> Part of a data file
-=-=-
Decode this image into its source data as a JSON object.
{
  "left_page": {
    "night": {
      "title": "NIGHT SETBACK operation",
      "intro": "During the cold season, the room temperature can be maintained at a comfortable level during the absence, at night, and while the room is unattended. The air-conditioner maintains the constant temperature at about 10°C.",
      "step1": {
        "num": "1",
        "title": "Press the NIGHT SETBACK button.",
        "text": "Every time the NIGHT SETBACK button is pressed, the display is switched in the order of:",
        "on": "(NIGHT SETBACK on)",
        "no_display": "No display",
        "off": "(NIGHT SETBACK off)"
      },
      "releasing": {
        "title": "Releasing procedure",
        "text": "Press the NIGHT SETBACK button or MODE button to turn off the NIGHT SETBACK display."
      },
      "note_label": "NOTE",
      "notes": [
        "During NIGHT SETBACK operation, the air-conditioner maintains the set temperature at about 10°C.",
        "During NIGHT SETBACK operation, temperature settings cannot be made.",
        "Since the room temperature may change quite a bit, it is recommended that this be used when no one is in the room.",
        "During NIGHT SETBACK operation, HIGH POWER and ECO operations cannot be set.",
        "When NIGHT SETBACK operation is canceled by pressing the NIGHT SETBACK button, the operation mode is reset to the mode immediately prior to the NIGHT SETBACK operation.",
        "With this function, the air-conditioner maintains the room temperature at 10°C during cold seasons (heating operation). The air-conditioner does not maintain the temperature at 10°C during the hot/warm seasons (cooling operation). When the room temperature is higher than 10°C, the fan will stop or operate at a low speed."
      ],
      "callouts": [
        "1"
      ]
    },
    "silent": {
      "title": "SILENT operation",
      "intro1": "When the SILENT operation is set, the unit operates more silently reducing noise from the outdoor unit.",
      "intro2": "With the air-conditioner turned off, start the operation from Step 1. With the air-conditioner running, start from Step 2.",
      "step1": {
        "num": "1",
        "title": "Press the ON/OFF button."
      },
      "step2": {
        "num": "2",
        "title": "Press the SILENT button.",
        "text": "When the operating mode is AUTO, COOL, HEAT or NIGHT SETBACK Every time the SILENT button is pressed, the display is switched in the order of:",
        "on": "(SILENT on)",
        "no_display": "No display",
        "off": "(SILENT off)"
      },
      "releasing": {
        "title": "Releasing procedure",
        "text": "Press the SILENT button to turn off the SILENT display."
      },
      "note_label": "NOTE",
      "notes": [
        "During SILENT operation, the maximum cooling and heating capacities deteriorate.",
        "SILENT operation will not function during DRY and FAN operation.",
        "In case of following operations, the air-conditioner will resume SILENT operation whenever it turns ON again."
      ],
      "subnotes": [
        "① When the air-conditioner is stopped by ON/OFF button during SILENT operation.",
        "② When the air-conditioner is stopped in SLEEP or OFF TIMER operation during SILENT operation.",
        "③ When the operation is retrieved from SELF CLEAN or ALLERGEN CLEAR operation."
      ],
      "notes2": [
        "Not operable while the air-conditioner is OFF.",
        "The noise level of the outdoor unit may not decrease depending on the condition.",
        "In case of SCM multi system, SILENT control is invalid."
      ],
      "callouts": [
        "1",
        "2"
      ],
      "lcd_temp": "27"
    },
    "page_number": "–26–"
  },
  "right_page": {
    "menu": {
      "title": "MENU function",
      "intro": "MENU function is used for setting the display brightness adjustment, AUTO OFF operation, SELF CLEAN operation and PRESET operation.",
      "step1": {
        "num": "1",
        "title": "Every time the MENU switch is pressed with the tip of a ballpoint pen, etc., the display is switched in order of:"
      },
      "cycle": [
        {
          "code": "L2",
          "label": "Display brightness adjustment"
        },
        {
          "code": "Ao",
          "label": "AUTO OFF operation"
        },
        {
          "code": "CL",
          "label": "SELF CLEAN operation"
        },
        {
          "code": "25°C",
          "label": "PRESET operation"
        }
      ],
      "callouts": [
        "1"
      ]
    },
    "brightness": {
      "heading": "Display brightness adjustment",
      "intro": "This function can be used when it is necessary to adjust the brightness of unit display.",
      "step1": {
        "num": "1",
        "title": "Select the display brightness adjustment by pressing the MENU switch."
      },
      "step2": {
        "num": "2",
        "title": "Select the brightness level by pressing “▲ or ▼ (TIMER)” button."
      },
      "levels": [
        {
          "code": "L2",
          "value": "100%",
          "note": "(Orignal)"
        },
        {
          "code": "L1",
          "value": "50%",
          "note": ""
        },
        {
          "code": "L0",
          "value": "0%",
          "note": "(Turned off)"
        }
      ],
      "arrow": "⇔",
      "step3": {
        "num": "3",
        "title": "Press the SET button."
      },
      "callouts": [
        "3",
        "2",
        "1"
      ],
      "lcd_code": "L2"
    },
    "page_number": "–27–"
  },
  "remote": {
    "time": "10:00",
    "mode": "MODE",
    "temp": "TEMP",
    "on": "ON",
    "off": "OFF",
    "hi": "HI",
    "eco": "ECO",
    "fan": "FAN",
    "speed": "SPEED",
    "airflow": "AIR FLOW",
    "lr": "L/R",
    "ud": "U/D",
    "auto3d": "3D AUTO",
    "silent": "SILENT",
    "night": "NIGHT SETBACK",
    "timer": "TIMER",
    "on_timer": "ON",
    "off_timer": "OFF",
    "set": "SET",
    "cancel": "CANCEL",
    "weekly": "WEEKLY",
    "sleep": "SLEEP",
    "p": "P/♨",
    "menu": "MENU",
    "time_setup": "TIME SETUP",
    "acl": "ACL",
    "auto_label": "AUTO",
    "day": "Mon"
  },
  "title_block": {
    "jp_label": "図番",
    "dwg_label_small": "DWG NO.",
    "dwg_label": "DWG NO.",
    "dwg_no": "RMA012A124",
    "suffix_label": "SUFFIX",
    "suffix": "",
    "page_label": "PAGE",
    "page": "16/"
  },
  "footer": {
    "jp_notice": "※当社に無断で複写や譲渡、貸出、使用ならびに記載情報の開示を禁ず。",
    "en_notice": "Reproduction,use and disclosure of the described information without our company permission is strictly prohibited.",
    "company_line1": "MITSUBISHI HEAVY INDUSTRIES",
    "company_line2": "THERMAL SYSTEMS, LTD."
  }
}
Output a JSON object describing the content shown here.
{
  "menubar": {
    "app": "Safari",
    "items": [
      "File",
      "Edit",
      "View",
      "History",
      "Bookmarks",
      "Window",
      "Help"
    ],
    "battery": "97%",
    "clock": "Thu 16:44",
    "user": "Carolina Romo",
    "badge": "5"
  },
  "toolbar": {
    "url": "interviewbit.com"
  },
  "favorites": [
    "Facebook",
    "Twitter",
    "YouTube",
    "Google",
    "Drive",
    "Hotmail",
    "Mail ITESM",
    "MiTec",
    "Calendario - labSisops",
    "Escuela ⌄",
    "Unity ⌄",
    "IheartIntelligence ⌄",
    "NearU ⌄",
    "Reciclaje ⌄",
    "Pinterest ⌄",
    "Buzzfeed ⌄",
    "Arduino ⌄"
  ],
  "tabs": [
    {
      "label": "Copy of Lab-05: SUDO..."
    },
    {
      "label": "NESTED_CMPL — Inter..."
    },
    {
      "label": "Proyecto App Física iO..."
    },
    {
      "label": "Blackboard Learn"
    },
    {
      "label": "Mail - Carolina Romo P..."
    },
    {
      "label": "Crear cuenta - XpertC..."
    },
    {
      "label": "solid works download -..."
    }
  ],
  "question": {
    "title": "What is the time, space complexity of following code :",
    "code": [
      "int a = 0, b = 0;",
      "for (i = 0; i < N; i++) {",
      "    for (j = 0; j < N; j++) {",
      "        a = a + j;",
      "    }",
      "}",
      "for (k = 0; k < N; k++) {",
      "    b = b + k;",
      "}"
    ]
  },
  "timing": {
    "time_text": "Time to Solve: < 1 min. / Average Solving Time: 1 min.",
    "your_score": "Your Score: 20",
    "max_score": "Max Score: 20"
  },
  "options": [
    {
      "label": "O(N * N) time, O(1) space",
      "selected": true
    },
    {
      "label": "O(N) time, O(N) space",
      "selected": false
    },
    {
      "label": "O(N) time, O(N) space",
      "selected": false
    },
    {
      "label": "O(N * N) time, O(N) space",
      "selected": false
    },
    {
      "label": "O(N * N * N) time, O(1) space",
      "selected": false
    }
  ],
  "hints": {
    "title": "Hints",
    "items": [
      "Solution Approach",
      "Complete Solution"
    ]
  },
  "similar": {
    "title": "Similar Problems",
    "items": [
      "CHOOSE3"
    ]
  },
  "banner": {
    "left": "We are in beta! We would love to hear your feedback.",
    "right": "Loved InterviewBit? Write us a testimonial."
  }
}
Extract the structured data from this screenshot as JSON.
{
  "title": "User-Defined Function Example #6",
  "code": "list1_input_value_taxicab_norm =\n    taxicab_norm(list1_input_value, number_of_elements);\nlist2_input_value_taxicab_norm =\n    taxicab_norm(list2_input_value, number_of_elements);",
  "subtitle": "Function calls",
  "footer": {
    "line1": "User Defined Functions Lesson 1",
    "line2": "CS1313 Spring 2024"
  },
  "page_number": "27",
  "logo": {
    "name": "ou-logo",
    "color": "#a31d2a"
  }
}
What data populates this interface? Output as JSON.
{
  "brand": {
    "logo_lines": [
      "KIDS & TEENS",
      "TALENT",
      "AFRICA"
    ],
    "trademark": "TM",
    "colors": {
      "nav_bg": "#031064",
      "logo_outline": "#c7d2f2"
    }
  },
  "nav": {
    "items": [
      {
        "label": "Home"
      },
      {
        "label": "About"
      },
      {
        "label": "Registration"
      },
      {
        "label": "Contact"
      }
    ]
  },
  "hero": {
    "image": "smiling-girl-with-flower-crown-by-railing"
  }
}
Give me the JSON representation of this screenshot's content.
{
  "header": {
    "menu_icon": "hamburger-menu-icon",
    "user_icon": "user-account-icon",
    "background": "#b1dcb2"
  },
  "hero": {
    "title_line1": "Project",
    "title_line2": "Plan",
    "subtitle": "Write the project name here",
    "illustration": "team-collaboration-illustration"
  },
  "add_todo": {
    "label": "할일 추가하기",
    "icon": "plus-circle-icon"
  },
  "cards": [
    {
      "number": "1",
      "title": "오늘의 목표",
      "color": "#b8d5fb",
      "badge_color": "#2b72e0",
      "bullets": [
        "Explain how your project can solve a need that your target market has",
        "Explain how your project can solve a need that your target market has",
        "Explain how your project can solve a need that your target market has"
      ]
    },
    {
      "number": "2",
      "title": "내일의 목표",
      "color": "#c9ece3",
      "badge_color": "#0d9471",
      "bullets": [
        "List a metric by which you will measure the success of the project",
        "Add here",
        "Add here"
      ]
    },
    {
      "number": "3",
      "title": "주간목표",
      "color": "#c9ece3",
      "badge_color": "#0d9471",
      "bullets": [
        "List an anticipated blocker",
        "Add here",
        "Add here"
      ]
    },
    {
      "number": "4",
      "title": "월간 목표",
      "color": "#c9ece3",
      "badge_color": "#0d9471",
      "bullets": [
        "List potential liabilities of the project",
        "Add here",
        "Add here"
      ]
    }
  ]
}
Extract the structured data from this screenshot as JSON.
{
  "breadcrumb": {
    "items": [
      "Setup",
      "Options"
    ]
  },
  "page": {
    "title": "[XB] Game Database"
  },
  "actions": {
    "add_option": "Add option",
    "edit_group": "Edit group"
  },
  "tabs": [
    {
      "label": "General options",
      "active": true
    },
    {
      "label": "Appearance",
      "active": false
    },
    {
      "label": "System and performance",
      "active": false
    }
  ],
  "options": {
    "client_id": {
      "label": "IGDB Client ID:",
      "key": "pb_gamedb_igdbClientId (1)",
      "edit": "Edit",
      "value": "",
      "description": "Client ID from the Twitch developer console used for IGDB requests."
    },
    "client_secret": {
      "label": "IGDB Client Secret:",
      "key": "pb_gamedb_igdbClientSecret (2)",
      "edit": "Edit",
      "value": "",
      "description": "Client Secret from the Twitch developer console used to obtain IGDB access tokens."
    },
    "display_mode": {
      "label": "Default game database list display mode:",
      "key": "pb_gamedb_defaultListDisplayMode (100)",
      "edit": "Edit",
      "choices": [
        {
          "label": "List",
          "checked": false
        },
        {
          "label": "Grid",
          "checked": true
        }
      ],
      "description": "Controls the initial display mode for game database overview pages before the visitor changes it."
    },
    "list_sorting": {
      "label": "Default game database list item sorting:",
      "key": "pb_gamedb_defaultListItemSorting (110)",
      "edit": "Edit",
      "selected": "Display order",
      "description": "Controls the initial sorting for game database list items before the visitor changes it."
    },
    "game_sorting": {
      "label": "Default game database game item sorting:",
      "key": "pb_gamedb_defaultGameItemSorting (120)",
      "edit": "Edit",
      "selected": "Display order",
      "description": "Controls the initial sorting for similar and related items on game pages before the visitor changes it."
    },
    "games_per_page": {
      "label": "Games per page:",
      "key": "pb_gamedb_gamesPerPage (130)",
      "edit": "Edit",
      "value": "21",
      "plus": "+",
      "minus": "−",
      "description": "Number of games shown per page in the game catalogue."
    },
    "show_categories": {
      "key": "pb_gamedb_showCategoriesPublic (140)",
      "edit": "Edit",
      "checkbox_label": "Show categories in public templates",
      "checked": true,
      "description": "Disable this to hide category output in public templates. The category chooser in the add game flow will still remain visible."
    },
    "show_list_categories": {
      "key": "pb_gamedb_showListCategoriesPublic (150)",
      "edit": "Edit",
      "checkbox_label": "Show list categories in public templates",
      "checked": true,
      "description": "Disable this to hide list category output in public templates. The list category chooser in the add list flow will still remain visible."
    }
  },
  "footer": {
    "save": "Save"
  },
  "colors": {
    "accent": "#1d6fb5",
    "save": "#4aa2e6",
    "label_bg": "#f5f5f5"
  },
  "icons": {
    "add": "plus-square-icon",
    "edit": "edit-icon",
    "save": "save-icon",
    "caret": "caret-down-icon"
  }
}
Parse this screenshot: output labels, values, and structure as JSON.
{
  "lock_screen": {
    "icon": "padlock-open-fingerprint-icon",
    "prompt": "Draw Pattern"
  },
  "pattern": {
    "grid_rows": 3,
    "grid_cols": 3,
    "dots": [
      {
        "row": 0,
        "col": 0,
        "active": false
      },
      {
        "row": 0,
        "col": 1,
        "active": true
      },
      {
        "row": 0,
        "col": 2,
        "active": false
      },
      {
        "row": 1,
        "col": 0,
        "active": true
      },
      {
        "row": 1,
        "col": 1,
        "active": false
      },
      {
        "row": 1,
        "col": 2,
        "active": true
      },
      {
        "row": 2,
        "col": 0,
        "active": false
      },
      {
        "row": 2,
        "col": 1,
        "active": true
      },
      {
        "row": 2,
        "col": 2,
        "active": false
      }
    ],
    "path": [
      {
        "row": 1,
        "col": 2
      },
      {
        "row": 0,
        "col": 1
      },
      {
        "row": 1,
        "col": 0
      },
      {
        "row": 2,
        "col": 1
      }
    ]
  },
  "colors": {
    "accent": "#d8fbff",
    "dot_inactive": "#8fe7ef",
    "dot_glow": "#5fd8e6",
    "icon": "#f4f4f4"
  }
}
-=-=-
> GIVEN EXERCISE
Copy all lines from the listing that contain "noise".

> RESPONSE TO THE TASK
      "intro1": "When the SILENT operation is set, the unit operates more silently reducing noise from the outdoor unit.",
        "The noise level of the outdoor unit may not decrease depending on the condition.",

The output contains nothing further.